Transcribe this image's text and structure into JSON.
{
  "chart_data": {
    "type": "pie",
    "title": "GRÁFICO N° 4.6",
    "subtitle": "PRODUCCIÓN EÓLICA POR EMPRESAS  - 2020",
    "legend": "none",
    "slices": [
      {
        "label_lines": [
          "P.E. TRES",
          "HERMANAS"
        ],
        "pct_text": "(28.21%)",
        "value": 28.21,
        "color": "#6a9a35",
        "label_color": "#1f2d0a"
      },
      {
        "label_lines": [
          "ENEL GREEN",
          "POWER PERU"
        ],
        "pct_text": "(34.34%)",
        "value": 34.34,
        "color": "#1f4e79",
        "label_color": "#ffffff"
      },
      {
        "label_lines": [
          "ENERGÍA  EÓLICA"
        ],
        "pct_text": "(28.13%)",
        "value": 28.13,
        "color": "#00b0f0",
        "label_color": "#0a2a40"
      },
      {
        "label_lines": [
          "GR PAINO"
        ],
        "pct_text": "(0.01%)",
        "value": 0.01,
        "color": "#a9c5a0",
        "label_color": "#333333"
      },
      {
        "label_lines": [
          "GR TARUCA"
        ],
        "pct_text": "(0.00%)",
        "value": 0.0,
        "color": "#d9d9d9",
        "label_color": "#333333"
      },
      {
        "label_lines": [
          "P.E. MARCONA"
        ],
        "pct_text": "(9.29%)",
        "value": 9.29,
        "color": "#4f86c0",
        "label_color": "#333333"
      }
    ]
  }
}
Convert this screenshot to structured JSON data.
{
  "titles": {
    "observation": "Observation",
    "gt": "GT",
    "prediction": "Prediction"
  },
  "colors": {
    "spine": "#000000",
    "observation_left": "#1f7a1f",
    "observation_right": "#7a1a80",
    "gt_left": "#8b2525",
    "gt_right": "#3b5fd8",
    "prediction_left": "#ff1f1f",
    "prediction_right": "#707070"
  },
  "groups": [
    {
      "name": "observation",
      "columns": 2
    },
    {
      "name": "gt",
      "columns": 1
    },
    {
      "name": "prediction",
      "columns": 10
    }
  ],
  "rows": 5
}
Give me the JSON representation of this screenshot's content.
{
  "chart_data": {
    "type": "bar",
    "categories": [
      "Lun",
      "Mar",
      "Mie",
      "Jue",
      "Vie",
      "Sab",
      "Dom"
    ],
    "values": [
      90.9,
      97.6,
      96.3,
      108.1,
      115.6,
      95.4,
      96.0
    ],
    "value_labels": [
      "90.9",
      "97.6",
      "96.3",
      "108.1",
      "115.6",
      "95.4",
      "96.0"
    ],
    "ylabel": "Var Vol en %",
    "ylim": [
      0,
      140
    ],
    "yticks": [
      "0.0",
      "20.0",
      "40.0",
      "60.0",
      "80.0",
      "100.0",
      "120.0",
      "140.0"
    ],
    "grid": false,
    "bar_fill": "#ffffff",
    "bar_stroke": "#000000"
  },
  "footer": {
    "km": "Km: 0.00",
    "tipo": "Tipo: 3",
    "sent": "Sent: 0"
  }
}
• • • • •
_EXERCISE_. Transcribe the material exactly as it reads.

_EXERCISE ANSWER_.
Transcribe this image's text and structure into JSON.
{
  "chart_data": {
    "type": "pie",
    "title": "GRÁFICO N° 4.6",
    "subtitle": "PRODUCCIÓN EÓLICA POR EMPRESAS  - 2020",
    "legend": "none",
    "slices": [
      {
        "label_lines": [
          "P.E. TRES",
          "HERMANAS"
        ],
        "pct_text": "(28.21%)",
        "value": 28.21,
        "color": "#6a9a35",
        "label_color": "#1f2d0a"
      },
      {
        "label_lines": [
          "ENEL GREEN",
          "POWER PERU"
        ],
        "pct_text": "(34.34%)",
        "value": 34.34,
        "color": "#1f4e79",
        "label_color": "#ffffff"
      },
      {
        "label_lines": [
          "ENERGÍA  EÓLICA"
        ],
        "pct_text": "(28.13%)",
        "value": 28.13,
        "color": "#00b0f0",
        "label_color": "#0a2a40"
      },
      {
        "label_lines": [
          "GR PAINO"
        ],
        "pct_text": "(0.01%)",
        "value": 0.01,
        "color": "#a9c5a0",
        "label_color": "#333333"
      },
      {
        "label_lines": [
          "GR TARUCA"
        ],
        "pct_text": "(0.00%)",
        "value": 0.0,
        "color": "#d9d9d9",
        "label_color": "#333333"
      },
      {
        "label_lines": [
          "P.E. MARCONA"
        ],
        "pct_text": "(9.29%)",
        "value": 9.29,
        "color": "#4f86c0",
        "label_color": "#333333"
      }
    ]
  }
}
Convert this screenshot to structured JSON data.
{
  "titles": {
    "observation": "Observation",
    "gt": "GT",
    "prediction": "Prediction"
  },
  "colors": {
    "spine": "#000000",
    "observation_left": "#1f7a1f",
    "observation_right": "#7a1a80",
    "gt_left": "#8b2525",
    "gt_right": "#3b5fd8",
    "prediction_left": "#ff1f1f",
    "prediction_right": "#707070"
  },
  "groups": [
    {
      "name": "observation",
      "columns": 2
    },
    {
      "name": "gt",
      "columns": 1
    },
    {
      "name": "prediction",
      "columns": 10
    }
  ],
  "rows": 5
}
Give me the JSON representation of this screenshot's content.
{
  "chart_data": {
    "type": "bar",
    "categories": [
      "Lun",
      "Mar",
      "Mie",
      "Jue",
      "Vie",
      "Sab",
      "Dom"
    ],
    "values": [
      90.9,
      97.6,
      96.3,
      108.1,
      115.6,
      95.4,
      96.0
    ],
    "value_labels": [
      "90.9",
      "97.6",
      "96.3",
      "108.1",
      "115.6",
      "95.4",
      "96.0"
    ],
    "ylabel": "Var Vol en %",
    "ylim": [
      0,
      140
    ],
    "yticks": [
      "0.0",
      "20.0",
      "40.0",
      "60.0",
      "80.0",
      "100.0",
      "120.0",
      "140.0"
    ],
    "grid": false,
    "bar_fill": "#ffffff",
    "bar_stroke": "#000000"
  },
  "footer": {
    "km": "Km: 0.00",
    "tipo": "Tipo: 3",
    "sent": "Sent: 0"
  }
}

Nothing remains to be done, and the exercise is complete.